# RPi2 and 'kern.maxtsiz' for llvm40



## omvistus (Jul 2, 2017)

Has anyone else had to raise this value to be able to run _clang-4.0_?

I've noticed that there are only bits and pieces of information about seriously running FreeBSD on a Pi. I'm currently waiting for Xorg to compile and then once mpd, ncmpcpp, awesome, and luarocks are done building I'll see what I have.


----------



## ralphbsz (Jul 2, 2017)

omvistus said:


> Has anyone else had to raise this value to be able to run _clang-4.0_?


No, on my RPi3 (with 12.0) it worked without any changes.  Although I haven't compiled large pieces of software, only 100- and 1000-line programs (in C and C++, Python code works obviously out of the box).



> I've noticed that there are only bits and pieces of information about seriously running FreeBSD on a Pi.

■ What you will do
a) Reproduce the stretch of the kern.maxtsiz thread from "## omvistus (Jul" through "what I have.".
b) In the kern.maxtsiz thread, which pieces of software does the opening post say are compiling or still building?

■ Data rows
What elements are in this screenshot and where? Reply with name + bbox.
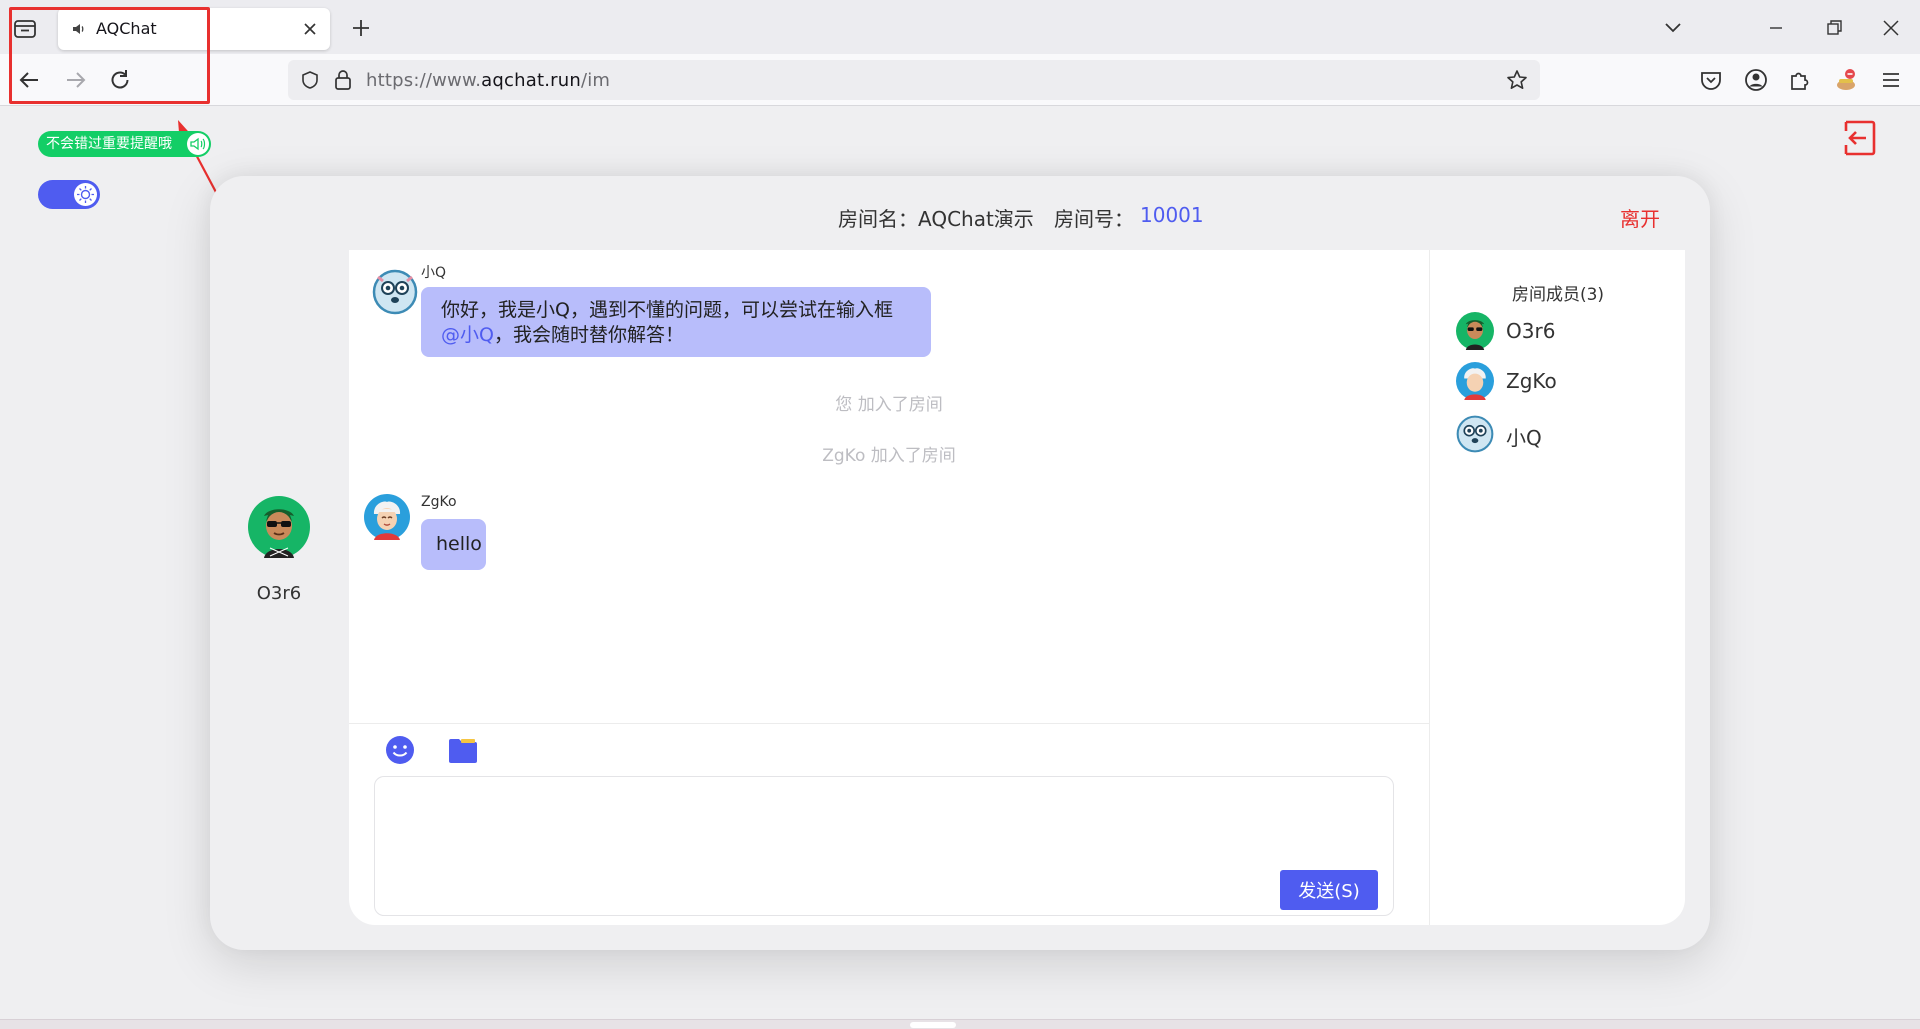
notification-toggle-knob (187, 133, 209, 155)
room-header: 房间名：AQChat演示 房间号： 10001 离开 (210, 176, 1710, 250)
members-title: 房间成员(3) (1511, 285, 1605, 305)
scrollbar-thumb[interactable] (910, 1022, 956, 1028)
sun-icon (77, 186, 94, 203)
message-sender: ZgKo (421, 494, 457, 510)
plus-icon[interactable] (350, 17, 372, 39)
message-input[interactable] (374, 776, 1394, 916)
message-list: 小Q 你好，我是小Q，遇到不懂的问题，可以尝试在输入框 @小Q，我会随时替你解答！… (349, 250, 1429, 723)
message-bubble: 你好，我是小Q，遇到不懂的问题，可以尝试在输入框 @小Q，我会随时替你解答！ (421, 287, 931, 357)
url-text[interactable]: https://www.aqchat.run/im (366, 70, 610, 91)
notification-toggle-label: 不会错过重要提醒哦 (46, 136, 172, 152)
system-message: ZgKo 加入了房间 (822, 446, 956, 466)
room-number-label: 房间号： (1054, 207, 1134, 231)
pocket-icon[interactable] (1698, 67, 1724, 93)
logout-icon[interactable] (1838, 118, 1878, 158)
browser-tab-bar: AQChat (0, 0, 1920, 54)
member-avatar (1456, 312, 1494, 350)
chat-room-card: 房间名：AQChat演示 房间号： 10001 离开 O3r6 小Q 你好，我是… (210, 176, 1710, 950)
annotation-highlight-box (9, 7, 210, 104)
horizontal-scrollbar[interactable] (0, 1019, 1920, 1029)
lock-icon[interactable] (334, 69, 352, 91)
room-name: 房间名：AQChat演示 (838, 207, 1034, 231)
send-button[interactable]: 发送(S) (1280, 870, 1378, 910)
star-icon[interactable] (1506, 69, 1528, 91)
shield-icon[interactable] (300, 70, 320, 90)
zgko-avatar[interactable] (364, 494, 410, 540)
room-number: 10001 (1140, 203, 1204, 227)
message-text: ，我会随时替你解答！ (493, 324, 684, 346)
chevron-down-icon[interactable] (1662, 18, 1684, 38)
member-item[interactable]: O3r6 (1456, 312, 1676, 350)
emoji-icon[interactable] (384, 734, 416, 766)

■ Solutions to each task
a)
## omvistus (Jul 2, 2017)

Has anyone else had to raise this value to be able to run _clang-4.0_?

I've noticed that there are only bits and pieces of information about seriously running FreeBSD on a Pi. I'm currently waiting for Xorg to compile and then once mpd, ncmpcpp, awesome, and luarocks are done building I'll see what I have.

b) Xorg, mpd, ncmpcpp, awesome, luarocks